* Extract *
══════════════════════════════

Combined PET/MRI: new prospects for tumor characterization Many recent studies focus on direct comparison between amino acid PET and sophisticated MR methods, such as MR spectroscopy, diffusionweighted imaging and perfusion MRI. So far, most studies revealed that the information gained by the different imaging methods is complementary; therefore, combination of all imaging methods might provide the best result for assessment of tumor characteristics [46–52]. The usefulness of combined PET/MR scanners is currently under investigation. Although the effect of image fusion does not play an essential role in the case of brain imaging, in which an accurate image fusion can be easily obtained by image co-registration based on fixed points (e.g., skull, sinus), it offers the chance to deliver simultaneous images, enabling the direct comparison of uptake kinetics and perfusion. However, the best effect might be provided by the introduction of a routinely combined interpretation of PET and MRI information by collaborative reading of a nuclear physician and a radiologist, as it has become the standard in clinical PET/computed tomography evaluation, which will certainly improve report quality in the future. Another important point concerning technical issues that needs to be addressed in future studies is the standardization of PET evaluation. Acquisition (dynamic vs. static, optimal time point after tracer injection and scan duration), reconstruction algorithms and method of analysis of common PET parameters [maximal and mean tumor-to-brain ratios (TBRs) biological tumor volume, region-ofinterest definition for TACs] should be harmonized to assure comparability between studies.

══════════════════════════════

* Entries supplied *
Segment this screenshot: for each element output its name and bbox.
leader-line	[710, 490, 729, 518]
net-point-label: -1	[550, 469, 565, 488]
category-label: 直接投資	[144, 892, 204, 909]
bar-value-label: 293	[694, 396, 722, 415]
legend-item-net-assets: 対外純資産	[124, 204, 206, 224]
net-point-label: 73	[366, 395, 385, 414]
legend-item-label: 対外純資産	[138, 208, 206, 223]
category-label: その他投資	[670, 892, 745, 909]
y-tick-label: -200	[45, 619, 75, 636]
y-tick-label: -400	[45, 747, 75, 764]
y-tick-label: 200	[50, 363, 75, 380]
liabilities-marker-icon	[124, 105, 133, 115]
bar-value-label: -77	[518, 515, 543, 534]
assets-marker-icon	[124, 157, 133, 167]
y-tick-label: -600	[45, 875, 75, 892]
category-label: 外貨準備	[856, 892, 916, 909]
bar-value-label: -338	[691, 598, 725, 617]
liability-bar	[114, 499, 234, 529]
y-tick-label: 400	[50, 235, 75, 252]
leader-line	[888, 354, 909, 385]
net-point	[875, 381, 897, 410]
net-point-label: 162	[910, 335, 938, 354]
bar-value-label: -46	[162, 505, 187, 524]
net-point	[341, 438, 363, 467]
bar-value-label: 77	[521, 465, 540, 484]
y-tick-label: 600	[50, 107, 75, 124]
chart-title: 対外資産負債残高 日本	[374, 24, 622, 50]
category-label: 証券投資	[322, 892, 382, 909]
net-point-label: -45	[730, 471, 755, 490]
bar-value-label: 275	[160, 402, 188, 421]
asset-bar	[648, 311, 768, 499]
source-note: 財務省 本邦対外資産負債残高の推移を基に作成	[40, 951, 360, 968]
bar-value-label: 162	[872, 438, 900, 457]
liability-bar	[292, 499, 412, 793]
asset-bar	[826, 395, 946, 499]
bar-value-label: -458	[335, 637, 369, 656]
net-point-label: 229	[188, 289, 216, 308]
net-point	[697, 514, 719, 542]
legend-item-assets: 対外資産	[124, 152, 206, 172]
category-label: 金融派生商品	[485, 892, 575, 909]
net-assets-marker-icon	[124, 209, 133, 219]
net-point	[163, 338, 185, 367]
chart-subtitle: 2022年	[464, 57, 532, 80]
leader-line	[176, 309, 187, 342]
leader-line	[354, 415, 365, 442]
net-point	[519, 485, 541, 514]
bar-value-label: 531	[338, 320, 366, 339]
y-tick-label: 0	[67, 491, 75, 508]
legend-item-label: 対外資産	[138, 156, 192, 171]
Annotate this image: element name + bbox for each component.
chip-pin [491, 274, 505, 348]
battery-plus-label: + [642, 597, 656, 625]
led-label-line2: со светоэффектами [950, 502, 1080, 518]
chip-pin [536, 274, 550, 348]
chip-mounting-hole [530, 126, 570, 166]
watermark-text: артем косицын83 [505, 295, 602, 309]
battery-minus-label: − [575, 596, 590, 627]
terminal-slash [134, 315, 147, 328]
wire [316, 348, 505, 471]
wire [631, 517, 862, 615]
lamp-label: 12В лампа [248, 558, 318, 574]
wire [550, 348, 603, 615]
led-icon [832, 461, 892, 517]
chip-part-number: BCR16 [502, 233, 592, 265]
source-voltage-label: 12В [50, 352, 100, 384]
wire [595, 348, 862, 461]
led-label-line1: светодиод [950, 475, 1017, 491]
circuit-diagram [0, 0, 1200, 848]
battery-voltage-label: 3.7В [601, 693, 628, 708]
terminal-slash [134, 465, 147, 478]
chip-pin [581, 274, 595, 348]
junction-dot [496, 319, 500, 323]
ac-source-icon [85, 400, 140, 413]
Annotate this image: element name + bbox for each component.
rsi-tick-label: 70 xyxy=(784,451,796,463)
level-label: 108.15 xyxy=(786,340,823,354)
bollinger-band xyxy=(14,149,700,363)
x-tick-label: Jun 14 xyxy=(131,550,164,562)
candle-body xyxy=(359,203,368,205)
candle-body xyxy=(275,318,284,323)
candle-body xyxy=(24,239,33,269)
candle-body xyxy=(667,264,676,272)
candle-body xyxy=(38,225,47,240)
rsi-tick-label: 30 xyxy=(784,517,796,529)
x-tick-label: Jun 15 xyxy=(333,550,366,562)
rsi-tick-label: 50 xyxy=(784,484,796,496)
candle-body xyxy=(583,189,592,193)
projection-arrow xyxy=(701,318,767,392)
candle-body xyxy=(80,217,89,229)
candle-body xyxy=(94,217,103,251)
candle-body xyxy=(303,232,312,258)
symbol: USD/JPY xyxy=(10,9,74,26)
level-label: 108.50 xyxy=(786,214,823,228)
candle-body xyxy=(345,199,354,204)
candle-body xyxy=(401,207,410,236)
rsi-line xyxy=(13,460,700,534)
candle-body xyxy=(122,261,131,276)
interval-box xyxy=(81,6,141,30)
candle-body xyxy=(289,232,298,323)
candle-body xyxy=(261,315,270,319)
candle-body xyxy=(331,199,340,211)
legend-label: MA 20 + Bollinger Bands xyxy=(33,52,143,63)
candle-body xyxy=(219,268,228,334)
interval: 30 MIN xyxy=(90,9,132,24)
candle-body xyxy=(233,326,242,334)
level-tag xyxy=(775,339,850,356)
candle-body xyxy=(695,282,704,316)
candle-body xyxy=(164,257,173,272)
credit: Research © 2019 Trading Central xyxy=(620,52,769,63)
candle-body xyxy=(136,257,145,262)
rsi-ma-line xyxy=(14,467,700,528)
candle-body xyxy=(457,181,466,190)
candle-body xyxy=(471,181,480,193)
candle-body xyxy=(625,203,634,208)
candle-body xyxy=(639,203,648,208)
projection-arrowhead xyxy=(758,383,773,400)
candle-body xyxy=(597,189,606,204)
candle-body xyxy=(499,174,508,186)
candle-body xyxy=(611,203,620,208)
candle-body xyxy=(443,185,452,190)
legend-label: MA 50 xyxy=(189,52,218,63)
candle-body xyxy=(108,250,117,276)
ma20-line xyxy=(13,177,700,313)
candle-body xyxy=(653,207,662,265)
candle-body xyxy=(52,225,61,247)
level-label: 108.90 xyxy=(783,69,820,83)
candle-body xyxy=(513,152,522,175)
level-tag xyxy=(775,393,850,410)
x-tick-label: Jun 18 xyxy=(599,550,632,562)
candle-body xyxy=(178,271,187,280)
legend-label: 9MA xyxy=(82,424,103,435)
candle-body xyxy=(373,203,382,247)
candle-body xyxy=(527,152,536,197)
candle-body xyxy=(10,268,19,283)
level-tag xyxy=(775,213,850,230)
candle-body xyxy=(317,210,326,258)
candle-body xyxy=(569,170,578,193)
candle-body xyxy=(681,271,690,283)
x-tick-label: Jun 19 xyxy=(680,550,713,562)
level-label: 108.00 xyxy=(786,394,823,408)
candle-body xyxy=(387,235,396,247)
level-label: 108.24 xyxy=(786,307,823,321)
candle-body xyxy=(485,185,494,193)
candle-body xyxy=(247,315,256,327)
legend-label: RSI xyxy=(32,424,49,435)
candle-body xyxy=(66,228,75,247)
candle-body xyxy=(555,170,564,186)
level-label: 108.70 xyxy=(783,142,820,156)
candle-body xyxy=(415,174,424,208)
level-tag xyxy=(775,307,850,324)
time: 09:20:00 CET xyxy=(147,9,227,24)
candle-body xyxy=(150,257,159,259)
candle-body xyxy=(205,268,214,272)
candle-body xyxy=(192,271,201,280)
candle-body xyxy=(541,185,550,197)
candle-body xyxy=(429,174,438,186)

══════════════════════════════

* What the task requires *
Decide whether each statement agrees with the extract on combined PET/MRI: (a) image fusion plays an essential role in brain imaging; (b) most studies found the information from the different imaging methods to be complementary; (c) collaborative reading by a nuclear physician and a radiologist is already standard in clinical PET/MRI evaluation. For each, answer yes or no and quote the deciding words of the extract. The records are separate material and bear no relation to the text on combined PET/MRI.

* Response to the task *
(a) No: "the effect of image fusion does not play an essential role in the case of brain imaging"
(b) Yes: "most studies revealed that the information gained by the different imaging methods is complementary"
(c) No: "as it has become the standard in clinical PET/computed tomography evaluation"